AIM OF THE TASK:
Give the count of lines containing the string "document", with no other output.

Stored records
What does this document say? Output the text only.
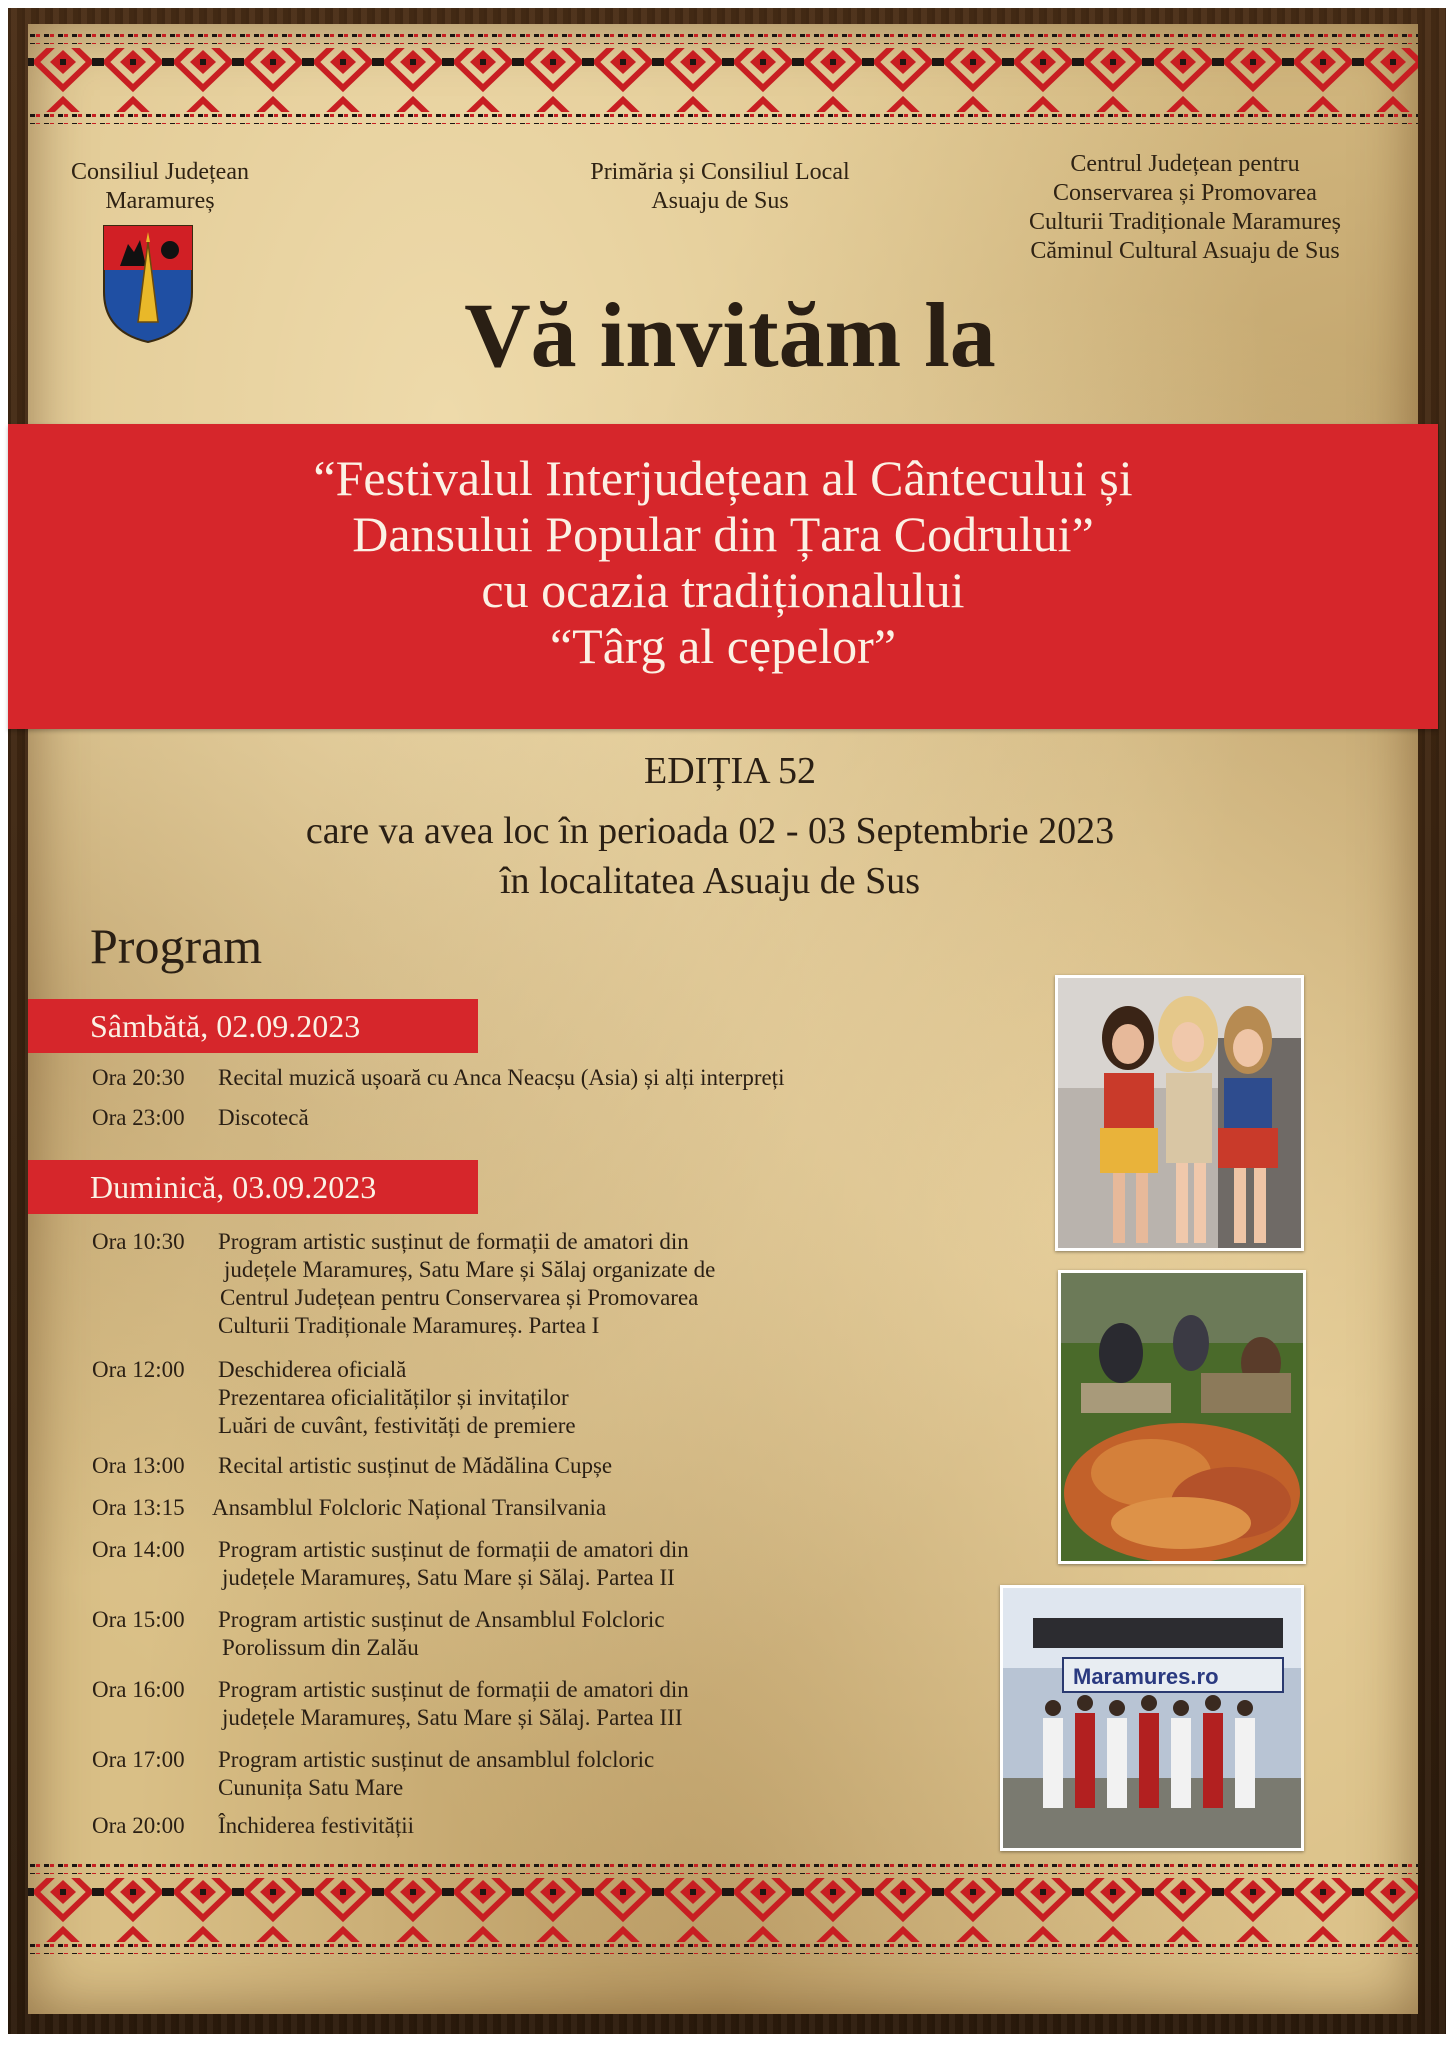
Consiliul Județean
Maramureș
Primăria și Consiliul Local
Asuaju de Sus
Centrul Județean pentru
Conservarea și Promovarea
Culturii Tradiționale Maramureș
Căminul Cultural Asuaju de Sus
Vă invităm la
“Festivalul Interjudețean al Cântecului și
Dansului Popular din Țara Codrului”
cu ocazia tradiționalului
“Târg al cẹpelor”
EDIȚIA 52
care va avea loc în perioada 02 - 03 Septembrie 2023
în localitatea Asuaju de Sus
Program
Sâmbătă, 02.09.2023
Ora 20:30 Recital muzică ușoară cu Anca Neacșu (Asia) și alți interpreți
Ora 23:00 Discotecă
Duminică, 03.09.2023
Ora 10:30 Program artistic susținut de formații de amatori din
județele Maramureș, Satu Mare și Sălaj organizate de
Centrul Județean pentru Conservarea și Promovarea
Culturii Tradiționale Maramureș. Partea I
Ora 12:00 Deschiderea oficială
Prezentarea oficialităților și invitaților
Luări de cuvânt, festivități de premiere
Ora 13:00 Recital artistic susținut de Mădălina Cupșe
Ora 13:15 Ansamblul Folcloric Național Transilvania
Ora 14:00 Program artistic susținut de formații de amatori din
județele Maramureș, Satu Mare și Sălaj. Partea II
Ora 15:00 Program artistic susținut de Ansamblul Folcloric
Porolissum din Zalău
Ora 16:00 Program artistic susținut de formații de amatori din
județele Maramureș, Satu Mare și Sălaj. Partea III
Ora 17:00 Program artistic susținut de ansamblul folcloric
Cununița Satu Mare
Ora 20:00 Închiderea festivității
Maramures.ro
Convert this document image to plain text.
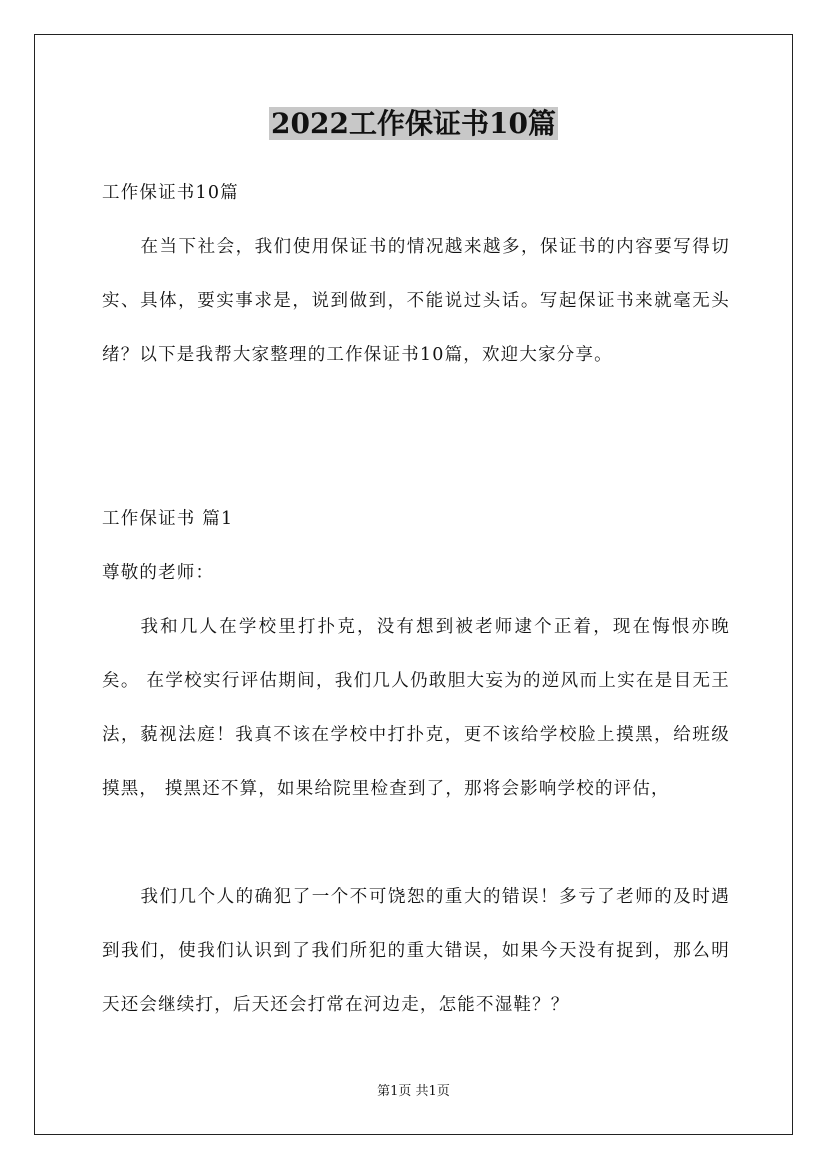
2022工作保证书10篇
工作保证书10篇
在当下社会，我们使用保证书的情况越来越多，保证书的内容要写得切实、具体，要实事求是，说到做到，不能说过头话。写起保证书来就毫无头绪？以下是我帮大家整理的工作保证书10篇，欢迎大家分享。
工作保证书 篇1
尊敬的老师：
我和几人在学校里打扑克，没有想到被老师逮个正着，现在悔恨亦晚矣。 在学校实行评估期间，我们几人仍敢胆大妄为的逆风而上实在是目无王法，藐视法庭！我真不该在学校中打扑克，更不该给学校脸上摸黑，给班级摸黑， 摸黑还不算，如果给院里检查到了，那将会影响学校的评估，
我们几个人的确犯了一个不可饶恕的重大的错误！多亏了老师的及时遇到我们，使我们认识到了我们所犯的重大错误，如果今天没有捉到，那么明天还会继续打，后天还会打常在河边走，怎能不湿鞋？？
第1页 共1页
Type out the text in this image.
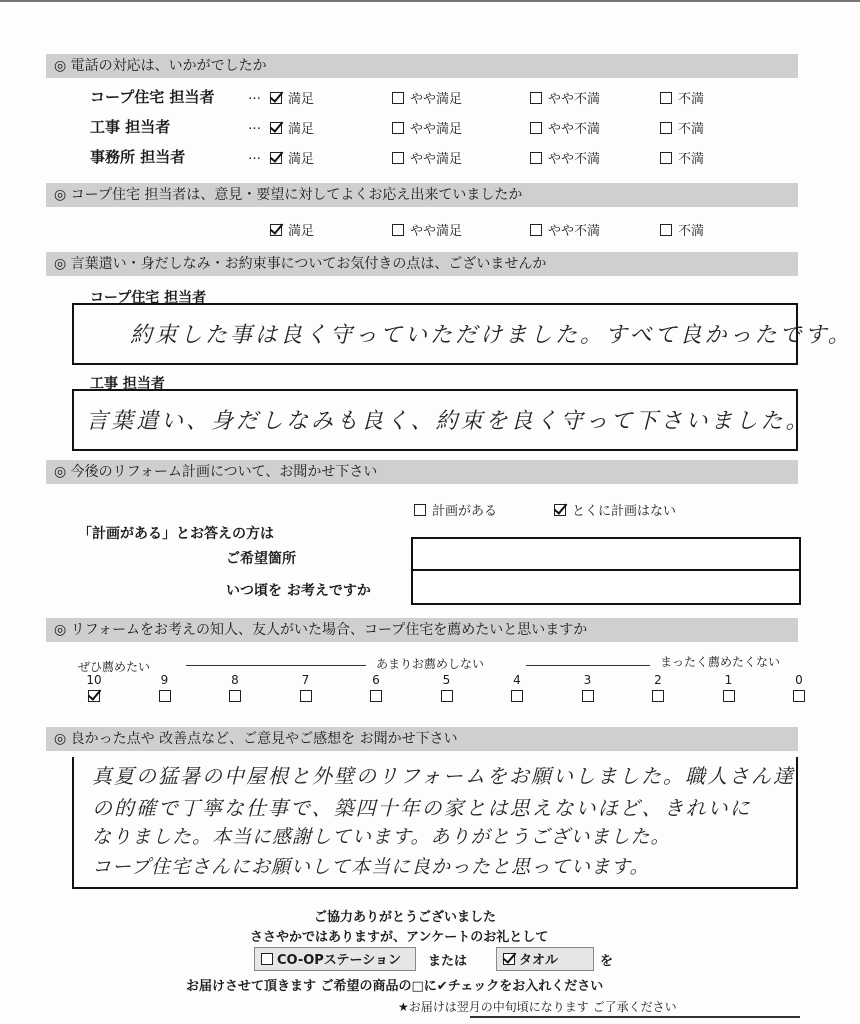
◎ 電話の対応は、いかがでしたか
コープ住宅 担当者	…	満足	やや満足	やや不満	不満
工事 担当者	…	満足	やや満足	やや不満	不満
事務所 担当者	…	満足	やや満足	やや不満	不満
◎ コープ住宅 担当者は、意見・要望に対してよくお応え出来ていましたか
満足	やや満足	やや不満	不満
◎ 言葉遣い・身だしなみ・お約束事についてお気付きの点は、ございませんか
コープ住宅 担当者
約束した事は良く守っていただけました。すべて良かったです。
工事 担当者
言葉遣い、身だしなみも良く、約束を良く守って下さいました。
◎ 今後のリフォーム計画について、お聞かせ下さい
計画がある	とくに計画はない
「計画がある」とお答えの方は
ご希望箇所
いつ頃を お考えですか
◎ リフォームをお考えの知人、友人がいた場合、コープ住宅を薦めたいと思いますか
ぜひ薦めたい	あまりお薦めしない	まったく薦めたくない
10	9	8	7	6	5	4	3	2	1	0
◎ 良かった点や 改善点など、ご意見やご感想を お聞かせ下さい
真夏の猛暑の中屋根と外壁のリフォームをお願いしました。職人さん達
の的確で丁寧な仕事で、築四十年の家とは思えないほど、きれいに
なりました。本当に感謝しています。ありがとうございました。
コープ住宅さんにお願いして本当に良かったと思っています。
ご協力ありがとうございました
ささやかではありますが、アンケートのお礼として
CO-OPステーション	または	タオル	を
お届けさせて頂きます ご希望の商品の□に✔チェックをお入れください
★お届けは翌月の中旬頃になります ご了承ください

REPLY:
2